- Challenge
An exact copy of all the data is required, with pictures left out.

[Items from a data source]

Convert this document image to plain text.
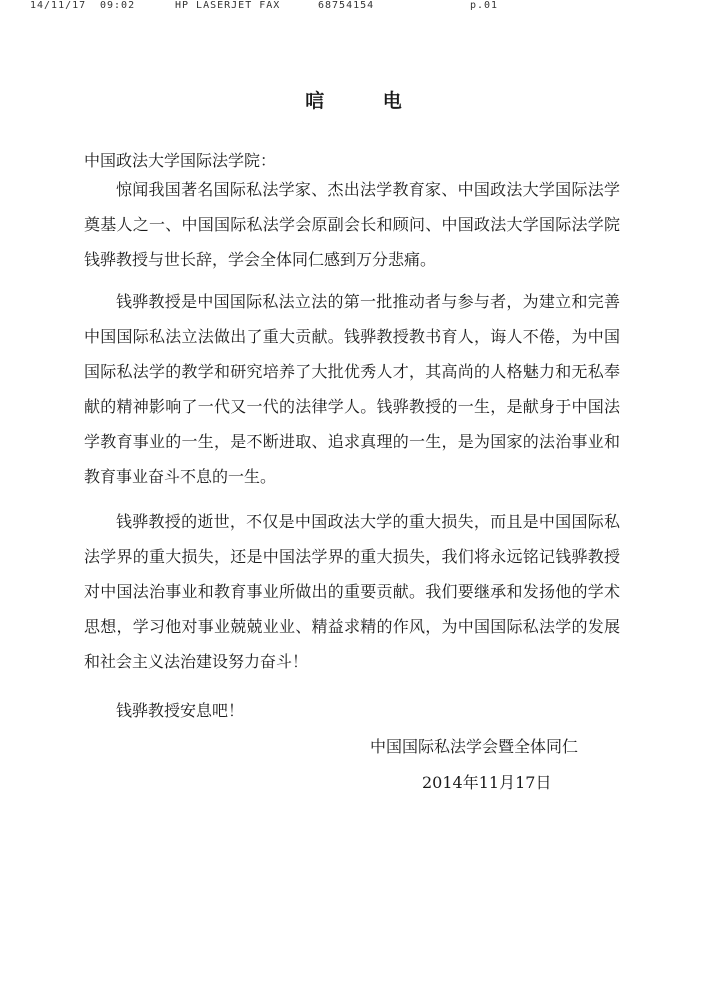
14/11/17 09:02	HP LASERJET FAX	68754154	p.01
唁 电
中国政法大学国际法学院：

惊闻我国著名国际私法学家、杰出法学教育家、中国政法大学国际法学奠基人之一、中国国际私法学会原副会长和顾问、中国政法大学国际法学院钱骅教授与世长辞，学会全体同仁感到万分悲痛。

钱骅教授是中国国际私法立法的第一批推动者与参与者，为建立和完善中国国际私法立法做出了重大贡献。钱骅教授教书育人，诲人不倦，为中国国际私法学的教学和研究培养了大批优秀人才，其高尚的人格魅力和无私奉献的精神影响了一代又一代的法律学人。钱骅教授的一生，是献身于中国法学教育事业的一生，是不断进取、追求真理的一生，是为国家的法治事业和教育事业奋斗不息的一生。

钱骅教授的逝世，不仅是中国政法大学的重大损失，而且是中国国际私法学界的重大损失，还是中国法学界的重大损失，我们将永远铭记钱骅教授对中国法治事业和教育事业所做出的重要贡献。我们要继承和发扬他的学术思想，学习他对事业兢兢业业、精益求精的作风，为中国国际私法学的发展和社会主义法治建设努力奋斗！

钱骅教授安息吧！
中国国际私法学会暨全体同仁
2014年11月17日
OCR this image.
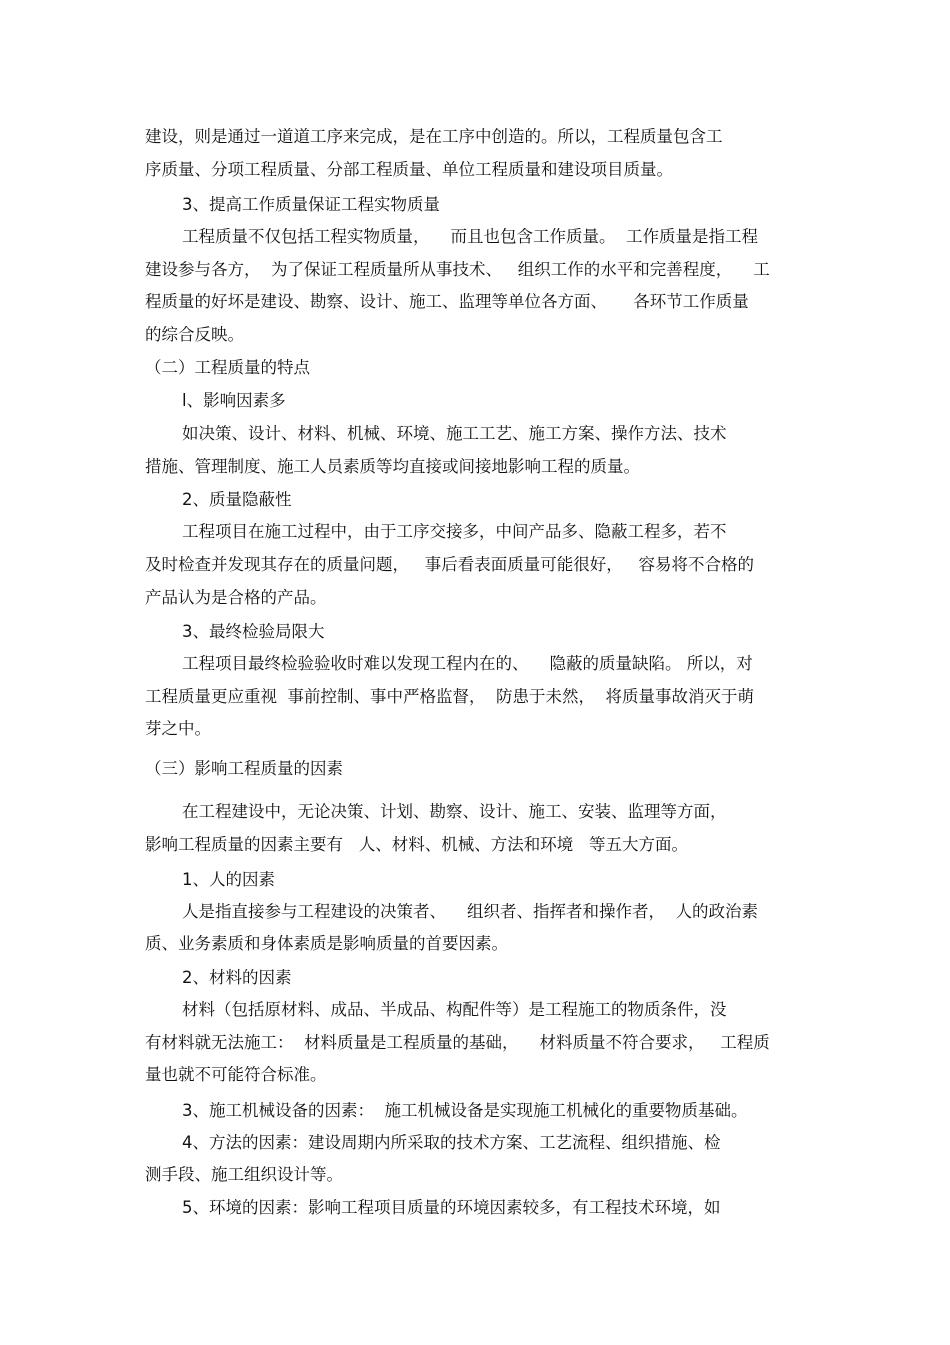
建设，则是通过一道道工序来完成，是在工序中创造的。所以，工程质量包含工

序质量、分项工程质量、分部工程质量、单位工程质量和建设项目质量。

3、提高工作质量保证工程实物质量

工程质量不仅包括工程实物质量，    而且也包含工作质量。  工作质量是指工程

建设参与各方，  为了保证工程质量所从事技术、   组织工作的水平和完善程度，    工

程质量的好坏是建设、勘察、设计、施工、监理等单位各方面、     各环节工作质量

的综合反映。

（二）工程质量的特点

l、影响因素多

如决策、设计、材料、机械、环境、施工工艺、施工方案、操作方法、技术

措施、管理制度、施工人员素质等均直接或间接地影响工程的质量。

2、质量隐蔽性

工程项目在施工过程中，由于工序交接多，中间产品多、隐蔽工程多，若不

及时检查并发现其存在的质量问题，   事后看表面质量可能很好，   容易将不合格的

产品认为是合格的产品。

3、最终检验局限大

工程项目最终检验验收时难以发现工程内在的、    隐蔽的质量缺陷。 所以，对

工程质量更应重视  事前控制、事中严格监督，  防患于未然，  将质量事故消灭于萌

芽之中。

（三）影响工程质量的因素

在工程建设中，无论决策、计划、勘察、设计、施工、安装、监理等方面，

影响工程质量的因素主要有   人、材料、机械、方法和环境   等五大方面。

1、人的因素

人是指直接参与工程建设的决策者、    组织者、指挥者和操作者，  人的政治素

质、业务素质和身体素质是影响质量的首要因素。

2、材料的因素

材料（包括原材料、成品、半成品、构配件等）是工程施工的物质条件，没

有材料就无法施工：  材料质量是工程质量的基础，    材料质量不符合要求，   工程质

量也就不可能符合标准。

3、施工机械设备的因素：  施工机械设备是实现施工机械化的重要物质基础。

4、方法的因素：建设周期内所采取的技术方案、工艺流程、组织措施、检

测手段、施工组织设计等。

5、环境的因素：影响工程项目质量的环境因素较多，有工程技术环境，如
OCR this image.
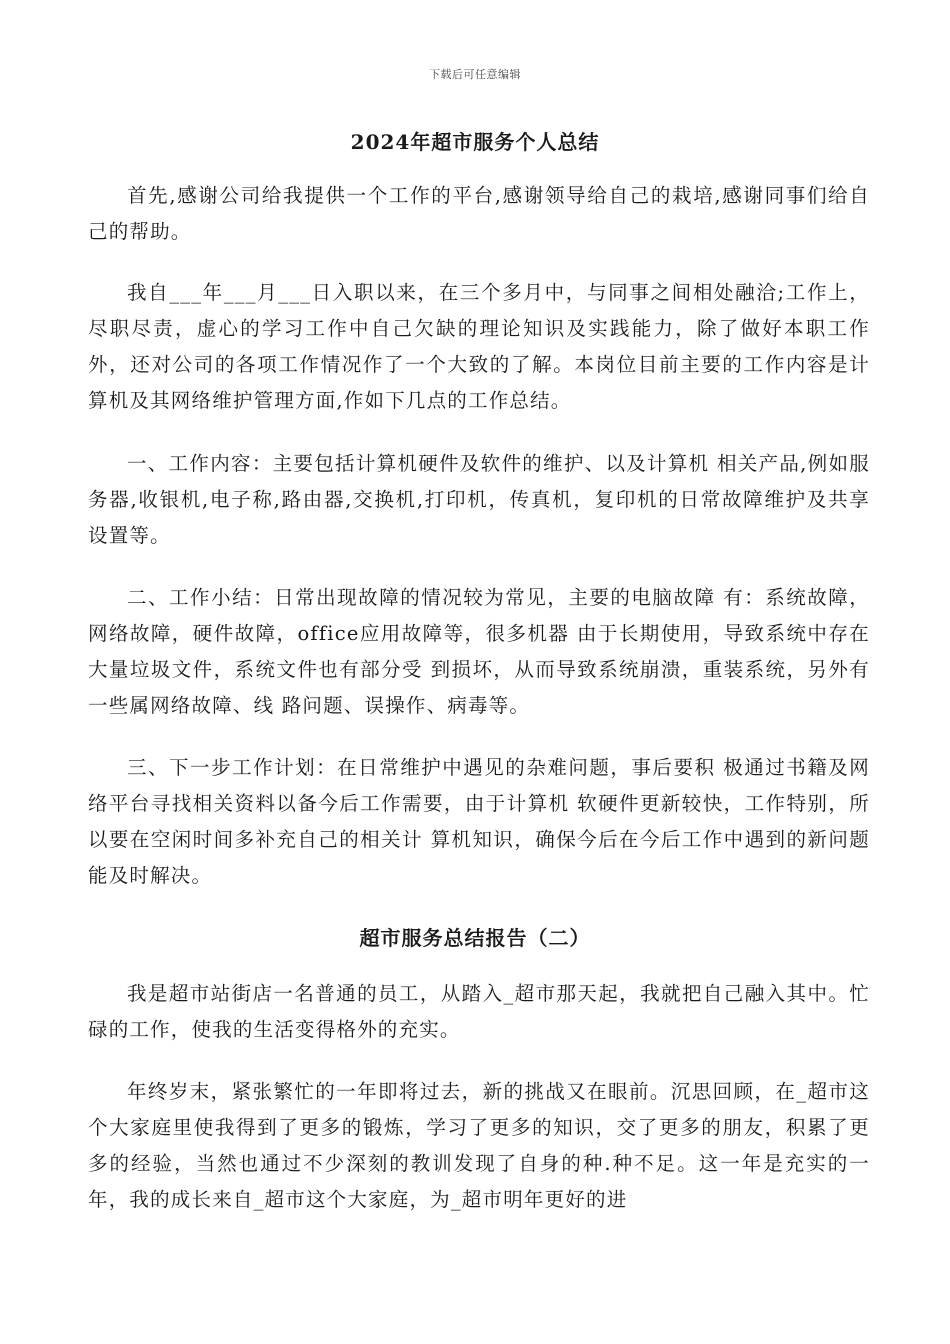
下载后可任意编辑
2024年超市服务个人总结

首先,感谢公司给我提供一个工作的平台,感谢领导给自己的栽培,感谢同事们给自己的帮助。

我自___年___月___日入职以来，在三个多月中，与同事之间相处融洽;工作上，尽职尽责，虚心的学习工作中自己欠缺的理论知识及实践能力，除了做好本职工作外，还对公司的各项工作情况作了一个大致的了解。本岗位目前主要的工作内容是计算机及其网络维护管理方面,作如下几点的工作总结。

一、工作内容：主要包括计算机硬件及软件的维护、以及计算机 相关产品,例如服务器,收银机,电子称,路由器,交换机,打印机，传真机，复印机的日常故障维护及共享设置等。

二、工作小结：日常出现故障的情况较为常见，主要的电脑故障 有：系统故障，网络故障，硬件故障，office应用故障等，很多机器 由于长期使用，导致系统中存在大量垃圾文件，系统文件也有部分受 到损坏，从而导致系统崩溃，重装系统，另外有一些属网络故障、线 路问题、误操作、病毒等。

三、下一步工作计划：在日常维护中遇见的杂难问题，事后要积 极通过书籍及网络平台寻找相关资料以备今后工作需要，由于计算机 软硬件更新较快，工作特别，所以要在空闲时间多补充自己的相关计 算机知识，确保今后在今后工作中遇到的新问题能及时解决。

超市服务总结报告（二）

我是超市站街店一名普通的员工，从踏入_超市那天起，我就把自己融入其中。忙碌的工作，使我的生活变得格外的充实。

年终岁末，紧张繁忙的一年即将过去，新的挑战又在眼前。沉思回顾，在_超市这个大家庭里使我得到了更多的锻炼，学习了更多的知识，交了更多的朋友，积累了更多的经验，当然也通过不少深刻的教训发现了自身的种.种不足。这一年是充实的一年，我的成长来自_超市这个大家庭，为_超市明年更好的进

- Output
Convert this document image to plain text.
14/11/17 09:02	HP LASERJET FAX	68754154	p.01
唁 电
中国政法大学国际法学院：

惊闻我国著名国际私法学家、杰出法学教育家、中国政法大学国际法学奠基人之一、中国国际私法学会原副会长和顾问、中国政法大学国际法学院钱骅教授与世长辞，学会全体同仁感到万分悲痛。

钱骅教授是中国国际私法立法的第一批推动者与参与者，为建立和完善中国国际私法立法做出了重大贡献。钱骅教授教书育人，诲人不倦，为中国国际私法学的教学和研究培养了大批优秀人才，其高尚的人格魅力和无私奉献的精神影响了一代又一代的法律学人。钱骅教授的一生，是献身于中国法学教育事业的一生，是不断进取、追求真理的一生，是为国家的法治事业和教育事业奋斗不息的一生。

钱骅教授的逝世，不仅是中国政法大学的重大损失，而且是中国国际私法学界的重大损失，还是中国法学界的重大损失，我们将永远铭记钱骅教授对中国法治事业和教育事业所做出的重要贡献。我们要继承和发扬他的学术思想，学习他对事业兢兢业业、精益求精的作风，为中国国际私法学的发展和社会主义法治建设努力奋斗！

钱骅教授安息吧！
中国国际私法学会暨全体同仁
2014年11月17日
OCR this image.
建设，则是通过一道道工序来完成，是在工序中创造的。所以，工程质量包含工

序质量、分项工程质量、分部工程质量、单位工程质量和建设项目质量。

3、提高工作质量保证工程实物质量

工程质量不仅包括工程实物质量，    而且也包含工作质量。  工作质量是指工程

建设参与各方，  为了保证工程质量所从事技术、   组织工作的水平和完善程度，    工

程质量的好坏是建设、勘察、设计、施工、监理等单位各方面、     各环节工作质量

的综合反映。

（二）工程质量的特点

l、影响因素多

如决策、设计、材料、机械、环境、施工工艺、施工方案、操作方法、技术

措施、管理制度、施工人员素质等均直接或间接地影响工程的质量。

2、质量隐蔽性

工程项目在施工过程中，由于工序交接多，中间产品多、隐蔽工程多，若不

及时检查并发现其存在的质量问题，   事后看表面质量可能很好，   容易将不合格的

产品认为是合格的产品。

3、最终检验局限大

工程项目最终检验验收时难以发现工程内在的、    隐蔽的质量缺陷。 所以，对

工程质量更应重视  事前控制、事中严格监督，  防患于未然，  将质量事故消灭于萌

芽之中。

（三）影响工程质量的因素

在工程建设中，无论决策、计划、勘察、设计、施工、安装、监理等方面，

影响工程质量的因素主要有   人、材料、机械、方法和环境   等五大方面。

1、人的因素

人是指直接参与工程建设的决策者、    组织者、指挥者和操作者，  人的政治素

质、业务素质和身体素质是影响质量的首要因素。

2、材料的因素

材料（包括原材料、成品、半成品、构配件等）是工程施工的物质条件，没

有材料就无法施工：  材料质量是工程质量的基础，    材料质量不符合要求，   工程质

量也就不可能符合标准。

3、施工机械设备的因素：  施工机械设备是实现施工机械化的重要物质基础。

4、方法的因素：建设周期内所采取的技术方案、工艺流程、组织措施、检

测手段、施工组织设计等。

5、环境的因素：影响工程项目质量的环境因素较多，有工程技术环境，如
OCR this image.
下载后可任意编辑
2024年超市服务个人总结

首先,感谢公司给我提供一个工作的平台,感谢领导给自己的栽培,感谢同事们给自己的帮助。

我自___年___月___日入职以来，在三个多月中，与同事之间相处融洽;工作上，尽职尽责，虚心的学习工作中自己欠缺的理论知识及实践能力，除了做好本职工作外，还对公司的各项工作情况作了一个大致的了解。本岗位目前主要的工作内容是计算机及其网络维护管理方面,作如下几点的工作总结。

一、工作内容：主要包括计算机硬件及软件的维护、以及计算机 相关产品,例如服务器,收银机,电子称,路由器,交换机,打印机，传真机，复印机的日常故障维护及共享设置等。

二、工作小结：日常出现故障的情况较为常见，主要的电脑故障 有：系统故障，网络故障，硬件故障，office应用故障等，很多机器 由于长期使用，导致系统中存在大量垃圾文件，系统文件也有部分受 到损坏，从而导致系统崩溃，重装系统，另外有一些属网络故障、线 路问题、误操作、病毒等。

三、下一步工作计划：在日常维护中遇见的杂难问题，事后要积 极通过书籍及网络平台寻找相关资料以备今后工作需要，由于计算机 软硬件更新较快，工作特别，所以要在空闲时间多补充自己的相关计 算机知识，确保今后在今后工作中遇到的新问题能及时解决。

超市服务总结报告（二）

我是超市站街店一名普通的员工，从踏入_超市那天起，我就把自己融入其中。忙碌的工作，使我的生活变得格外的充实。

年终岁末，紧张繁忙的一年即将过去，新的挑战又在眼前。沉思回顾，在_超市这个大家庭里使我得到了更多的锻炼，学习了更多的知识，交了更多的朋友，积累了更多的经验，当然也通过不少深刻的教训发现了自身的种.种不足。这一年是充实的一年，我的成长来自_超市这个大家庭，为_超市明年更好的进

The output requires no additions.